■ REQUEST: Using the records below, report how many lines hold "Simulation", with no extra text.

——

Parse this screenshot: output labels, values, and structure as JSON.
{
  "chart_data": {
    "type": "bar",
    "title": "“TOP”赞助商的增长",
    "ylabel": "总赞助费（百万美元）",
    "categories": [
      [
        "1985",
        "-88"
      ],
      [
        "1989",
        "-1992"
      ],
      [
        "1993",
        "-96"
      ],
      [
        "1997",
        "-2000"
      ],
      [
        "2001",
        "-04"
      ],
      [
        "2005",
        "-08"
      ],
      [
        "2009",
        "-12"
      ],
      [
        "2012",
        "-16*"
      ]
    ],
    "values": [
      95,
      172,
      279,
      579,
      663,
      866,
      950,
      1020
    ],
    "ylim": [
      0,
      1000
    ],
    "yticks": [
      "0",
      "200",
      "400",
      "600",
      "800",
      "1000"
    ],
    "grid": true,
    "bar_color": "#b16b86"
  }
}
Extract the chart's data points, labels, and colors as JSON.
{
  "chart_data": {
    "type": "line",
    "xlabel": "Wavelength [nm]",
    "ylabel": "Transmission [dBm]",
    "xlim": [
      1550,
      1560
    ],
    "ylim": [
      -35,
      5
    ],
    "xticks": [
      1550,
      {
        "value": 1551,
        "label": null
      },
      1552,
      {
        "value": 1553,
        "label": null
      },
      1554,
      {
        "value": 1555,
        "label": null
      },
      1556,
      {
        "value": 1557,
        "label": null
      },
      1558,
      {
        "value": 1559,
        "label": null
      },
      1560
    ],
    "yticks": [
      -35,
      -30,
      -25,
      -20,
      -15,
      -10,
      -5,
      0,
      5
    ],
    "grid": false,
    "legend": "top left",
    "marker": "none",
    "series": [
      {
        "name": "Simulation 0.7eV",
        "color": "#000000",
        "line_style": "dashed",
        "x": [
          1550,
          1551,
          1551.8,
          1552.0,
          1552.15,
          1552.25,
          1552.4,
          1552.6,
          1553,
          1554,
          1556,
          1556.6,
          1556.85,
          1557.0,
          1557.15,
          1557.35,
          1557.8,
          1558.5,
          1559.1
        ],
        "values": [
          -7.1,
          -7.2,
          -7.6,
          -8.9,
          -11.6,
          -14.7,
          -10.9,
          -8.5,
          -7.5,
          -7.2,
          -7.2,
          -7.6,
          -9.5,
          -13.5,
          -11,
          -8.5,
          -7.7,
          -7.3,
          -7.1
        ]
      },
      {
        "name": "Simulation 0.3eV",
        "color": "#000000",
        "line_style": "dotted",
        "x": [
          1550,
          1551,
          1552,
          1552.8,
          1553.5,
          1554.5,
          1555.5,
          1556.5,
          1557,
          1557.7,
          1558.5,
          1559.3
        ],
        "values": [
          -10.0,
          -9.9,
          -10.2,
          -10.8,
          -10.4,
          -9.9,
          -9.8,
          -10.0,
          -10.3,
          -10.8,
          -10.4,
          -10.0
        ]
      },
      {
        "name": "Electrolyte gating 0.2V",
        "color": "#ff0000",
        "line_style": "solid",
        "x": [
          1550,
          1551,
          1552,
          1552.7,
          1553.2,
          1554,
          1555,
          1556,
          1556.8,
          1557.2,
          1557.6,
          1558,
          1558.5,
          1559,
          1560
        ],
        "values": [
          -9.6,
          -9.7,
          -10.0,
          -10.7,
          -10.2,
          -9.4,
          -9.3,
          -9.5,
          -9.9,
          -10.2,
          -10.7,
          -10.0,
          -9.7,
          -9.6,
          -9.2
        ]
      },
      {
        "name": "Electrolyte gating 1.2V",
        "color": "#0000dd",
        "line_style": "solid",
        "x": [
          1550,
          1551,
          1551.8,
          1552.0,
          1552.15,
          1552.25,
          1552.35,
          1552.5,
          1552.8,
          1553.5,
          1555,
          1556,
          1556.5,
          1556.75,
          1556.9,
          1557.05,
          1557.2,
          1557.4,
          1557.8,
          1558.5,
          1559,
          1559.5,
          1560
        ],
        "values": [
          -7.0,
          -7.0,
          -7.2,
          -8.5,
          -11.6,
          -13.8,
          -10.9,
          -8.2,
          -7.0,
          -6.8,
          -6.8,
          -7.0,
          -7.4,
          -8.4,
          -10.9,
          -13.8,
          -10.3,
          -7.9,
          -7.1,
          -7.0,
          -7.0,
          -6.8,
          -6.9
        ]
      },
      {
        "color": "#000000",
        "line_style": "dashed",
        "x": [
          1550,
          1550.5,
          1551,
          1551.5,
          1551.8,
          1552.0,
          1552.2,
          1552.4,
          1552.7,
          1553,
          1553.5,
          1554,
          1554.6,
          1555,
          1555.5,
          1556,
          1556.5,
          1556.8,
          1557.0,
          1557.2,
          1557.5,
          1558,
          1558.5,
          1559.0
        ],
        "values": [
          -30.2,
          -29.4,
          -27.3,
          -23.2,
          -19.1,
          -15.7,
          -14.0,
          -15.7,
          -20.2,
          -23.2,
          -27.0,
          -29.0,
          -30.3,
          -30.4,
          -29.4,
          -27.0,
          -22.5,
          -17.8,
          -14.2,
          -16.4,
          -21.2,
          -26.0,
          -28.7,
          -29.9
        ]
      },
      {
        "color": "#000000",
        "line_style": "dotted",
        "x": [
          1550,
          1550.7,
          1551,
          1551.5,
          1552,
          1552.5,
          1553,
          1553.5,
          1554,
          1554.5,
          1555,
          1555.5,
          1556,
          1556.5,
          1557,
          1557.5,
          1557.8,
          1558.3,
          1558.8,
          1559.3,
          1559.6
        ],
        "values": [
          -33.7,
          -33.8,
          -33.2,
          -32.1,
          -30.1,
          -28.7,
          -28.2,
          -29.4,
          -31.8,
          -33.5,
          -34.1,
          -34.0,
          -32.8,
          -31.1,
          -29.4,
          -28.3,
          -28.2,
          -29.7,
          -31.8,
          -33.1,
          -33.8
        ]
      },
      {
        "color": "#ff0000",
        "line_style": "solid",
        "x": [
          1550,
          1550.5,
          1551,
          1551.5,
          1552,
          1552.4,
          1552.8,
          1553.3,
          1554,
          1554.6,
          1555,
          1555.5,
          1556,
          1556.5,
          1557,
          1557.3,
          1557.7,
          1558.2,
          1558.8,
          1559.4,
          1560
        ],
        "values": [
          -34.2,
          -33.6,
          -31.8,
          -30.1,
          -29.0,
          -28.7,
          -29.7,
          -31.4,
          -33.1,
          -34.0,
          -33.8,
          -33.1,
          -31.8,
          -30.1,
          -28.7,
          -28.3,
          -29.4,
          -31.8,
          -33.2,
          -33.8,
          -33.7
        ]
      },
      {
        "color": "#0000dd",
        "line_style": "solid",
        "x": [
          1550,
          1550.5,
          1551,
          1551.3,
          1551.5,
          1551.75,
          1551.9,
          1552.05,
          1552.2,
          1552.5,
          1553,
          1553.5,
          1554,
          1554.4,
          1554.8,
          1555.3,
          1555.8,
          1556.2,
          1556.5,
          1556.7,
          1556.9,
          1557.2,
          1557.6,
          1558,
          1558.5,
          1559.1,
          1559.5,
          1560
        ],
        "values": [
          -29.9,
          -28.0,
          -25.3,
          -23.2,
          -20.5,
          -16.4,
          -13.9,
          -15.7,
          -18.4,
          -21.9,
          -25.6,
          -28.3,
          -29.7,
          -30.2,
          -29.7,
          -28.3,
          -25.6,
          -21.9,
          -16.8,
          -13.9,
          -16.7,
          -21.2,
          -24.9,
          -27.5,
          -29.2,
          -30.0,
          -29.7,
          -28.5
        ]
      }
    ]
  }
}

——

■ RESULT FOR THIS EXERCISE: 2